■ Task statement: For the data below, report only the number of lines containing the string "Precip".

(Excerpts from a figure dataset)
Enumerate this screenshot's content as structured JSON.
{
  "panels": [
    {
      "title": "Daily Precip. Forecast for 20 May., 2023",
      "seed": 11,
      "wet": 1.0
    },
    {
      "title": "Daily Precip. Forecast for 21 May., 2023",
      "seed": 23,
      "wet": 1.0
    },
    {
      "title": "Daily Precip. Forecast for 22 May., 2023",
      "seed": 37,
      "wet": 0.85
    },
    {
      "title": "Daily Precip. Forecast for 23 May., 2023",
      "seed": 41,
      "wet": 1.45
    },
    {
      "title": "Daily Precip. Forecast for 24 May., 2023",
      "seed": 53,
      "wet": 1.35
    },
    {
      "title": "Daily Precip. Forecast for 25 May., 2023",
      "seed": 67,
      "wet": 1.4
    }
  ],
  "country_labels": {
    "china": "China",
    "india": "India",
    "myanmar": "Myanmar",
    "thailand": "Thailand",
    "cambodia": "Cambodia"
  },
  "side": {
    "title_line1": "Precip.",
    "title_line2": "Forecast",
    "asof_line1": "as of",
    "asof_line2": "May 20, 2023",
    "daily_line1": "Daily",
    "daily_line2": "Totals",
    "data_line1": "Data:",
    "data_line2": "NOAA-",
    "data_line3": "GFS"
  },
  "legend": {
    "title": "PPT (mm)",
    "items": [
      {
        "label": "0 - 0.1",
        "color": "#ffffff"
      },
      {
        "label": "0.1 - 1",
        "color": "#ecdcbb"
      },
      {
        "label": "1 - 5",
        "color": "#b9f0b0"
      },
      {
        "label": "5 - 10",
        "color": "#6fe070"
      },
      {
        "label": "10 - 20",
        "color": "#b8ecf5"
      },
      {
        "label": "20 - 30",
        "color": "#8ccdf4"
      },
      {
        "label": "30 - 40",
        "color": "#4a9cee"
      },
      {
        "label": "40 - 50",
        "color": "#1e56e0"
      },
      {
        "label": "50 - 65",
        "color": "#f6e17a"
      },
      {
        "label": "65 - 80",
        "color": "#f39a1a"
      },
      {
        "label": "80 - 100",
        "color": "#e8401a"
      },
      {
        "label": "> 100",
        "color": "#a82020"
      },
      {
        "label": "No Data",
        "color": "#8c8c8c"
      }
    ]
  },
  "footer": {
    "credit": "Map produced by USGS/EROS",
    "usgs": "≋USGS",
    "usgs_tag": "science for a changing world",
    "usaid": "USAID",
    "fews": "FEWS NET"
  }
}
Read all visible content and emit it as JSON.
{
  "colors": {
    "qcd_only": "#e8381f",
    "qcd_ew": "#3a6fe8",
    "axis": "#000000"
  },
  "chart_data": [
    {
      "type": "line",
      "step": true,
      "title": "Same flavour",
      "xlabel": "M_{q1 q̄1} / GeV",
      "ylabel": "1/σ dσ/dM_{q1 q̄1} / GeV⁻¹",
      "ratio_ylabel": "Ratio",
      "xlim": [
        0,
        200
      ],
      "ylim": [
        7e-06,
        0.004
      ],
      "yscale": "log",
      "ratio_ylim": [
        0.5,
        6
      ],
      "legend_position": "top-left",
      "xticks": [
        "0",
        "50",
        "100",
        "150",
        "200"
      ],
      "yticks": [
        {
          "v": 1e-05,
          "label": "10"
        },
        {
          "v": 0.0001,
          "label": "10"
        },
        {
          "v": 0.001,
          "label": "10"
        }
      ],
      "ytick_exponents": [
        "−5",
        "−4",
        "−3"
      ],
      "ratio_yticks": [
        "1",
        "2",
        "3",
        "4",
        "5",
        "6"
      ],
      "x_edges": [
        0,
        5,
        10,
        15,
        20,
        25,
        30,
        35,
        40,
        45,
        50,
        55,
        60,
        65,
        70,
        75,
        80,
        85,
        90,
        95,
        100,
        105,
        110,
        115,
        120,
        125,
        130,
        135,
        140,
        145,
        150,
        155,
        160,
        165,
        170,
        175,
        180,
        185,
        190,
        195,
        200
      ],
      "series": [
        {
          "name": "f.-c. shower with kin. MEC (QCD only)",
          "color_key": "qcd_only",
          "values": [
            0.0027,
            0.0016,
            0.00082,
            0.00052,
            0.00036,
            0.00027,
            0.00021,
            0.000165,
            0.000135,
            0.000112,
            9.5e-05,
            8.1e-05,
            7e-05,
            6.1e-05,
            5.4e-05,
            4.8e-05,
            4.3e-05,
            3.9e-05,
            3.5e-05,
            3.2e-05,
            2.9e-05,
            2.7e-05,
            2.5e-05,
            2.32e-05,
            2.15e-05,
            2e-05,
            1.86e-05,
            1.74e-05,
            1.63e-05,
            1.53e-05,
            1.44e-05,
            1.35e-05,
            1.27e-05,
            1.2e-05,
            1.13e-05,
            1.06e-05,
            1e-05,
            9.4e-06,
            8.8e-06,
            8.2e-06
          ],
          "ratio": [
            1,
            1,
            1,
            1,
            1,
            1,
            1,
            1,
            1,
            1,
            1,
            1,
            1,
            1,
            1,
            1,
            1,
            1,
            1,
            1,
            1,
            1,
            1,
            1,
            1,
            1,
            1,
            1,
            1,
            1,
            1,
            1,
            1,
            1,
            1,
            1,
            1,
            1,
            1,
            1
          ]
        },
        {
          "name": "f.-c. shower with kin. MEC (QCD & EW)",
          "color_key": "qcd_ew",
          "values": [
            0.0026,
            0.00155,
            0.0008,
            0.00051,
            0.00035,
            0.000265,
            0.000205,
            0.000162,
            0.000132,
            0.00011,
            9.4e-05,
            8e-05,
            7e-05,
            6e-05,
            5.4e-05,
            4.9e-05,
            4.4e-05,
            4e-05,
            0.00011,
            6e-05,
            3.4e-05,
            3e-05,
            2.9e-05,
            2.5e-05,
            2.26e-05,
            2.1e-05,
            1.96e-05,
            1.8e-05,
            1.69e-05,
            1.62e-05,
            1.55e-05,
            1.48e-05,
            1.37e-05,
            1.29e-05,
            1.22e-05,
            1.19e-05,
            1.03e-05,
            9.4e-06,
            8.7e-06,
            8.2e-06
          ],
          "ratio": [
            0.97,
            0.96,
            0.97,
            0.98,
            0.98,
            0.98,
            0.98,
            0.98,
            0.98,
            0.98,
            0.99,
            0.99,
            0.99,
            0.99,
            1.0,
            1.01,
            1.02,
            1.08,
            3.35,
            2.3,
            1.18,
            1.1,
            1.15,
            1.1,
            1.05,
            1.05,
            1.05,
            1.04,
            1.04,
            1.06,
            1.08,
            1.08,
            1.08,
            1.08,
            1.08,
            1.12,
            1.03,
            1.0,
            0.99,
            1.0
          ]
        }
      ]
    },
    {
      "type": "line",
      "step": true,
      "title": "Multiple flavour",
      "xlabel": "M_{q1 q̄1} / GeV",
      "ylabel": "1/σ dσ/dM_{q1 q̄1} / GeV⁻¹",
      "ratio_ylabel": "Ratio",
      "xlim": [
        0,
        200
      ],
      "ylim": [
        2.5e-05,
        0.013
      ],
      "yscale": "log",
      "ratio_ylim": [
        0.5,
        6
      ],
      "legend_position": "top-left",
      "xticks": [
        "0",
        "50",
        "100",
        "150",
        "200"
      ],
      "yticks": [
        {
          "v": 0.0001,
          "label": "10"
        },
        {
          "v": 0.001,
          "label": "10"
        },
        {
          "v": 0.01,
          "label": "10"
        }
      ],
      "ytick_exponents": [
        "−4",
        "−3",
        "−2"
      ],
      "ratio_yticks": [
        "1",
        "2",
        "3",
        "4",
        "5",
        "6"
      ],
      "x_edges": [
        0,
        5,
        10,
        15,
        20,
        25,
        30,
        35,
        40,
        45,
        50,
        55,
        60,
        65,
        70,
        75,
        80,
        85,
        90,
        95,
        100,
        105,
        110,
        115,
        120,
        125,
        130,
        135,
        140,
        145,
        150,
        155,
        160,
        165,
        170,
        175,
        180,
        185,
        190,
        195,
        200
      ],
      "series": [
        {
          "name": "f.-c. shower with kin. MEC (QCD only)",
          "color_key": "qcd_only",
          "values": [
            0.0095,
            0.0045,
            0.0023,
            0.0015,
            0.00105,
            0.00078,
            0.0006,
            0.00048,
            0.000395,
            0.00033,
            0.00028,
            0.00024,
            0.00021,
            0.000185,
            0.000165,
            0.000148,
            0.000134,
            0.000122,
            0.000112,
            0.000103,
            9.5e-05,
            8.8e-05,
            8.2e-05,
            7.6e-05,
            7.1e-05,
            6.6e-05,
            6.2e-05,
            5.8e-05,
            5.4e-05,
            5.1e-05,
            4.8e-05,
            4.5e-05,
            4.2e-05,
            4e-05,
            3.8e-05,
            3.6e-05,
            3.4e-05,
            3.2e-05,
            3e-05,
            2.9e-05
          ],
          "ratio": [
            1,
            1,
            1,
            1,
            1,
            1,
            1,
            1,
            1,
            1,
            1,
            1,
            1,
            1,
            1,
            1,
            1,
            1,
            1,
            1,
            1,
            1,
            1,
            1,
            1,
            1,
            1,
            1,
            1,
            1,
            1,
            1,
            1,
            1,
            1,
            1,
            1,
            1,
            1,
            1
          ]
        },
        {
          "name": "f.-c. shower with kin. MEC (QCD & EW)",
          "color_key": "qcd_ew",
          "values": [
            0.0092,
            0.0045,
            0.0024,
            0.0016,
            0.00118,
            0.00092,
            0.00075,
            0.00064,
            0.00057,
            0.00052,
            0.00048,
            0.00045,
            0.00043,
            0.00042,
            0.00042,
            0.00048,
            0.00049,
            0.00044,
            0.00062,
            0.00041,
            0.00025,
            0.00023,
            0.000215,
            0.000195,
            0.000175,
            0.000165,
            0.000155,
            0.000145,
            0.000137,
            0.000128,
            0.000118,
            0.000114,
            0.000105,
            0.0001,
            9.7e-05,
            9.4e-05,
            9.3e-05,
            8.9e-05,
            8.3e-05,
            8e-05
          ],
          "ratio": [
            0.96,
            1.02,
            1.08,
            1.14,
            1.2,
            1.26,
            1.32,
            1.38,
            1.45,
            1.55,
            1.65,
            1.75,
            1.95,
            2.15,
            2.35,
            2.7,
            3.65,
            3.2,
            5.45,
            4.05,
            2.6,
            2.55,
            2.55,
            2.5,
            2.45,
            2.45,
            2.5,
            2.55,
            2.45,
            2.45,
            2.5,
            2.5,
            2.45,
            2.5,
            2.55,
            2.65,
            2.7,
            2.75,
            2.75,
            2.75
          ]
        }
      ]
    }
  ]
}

■ Output of the task: 7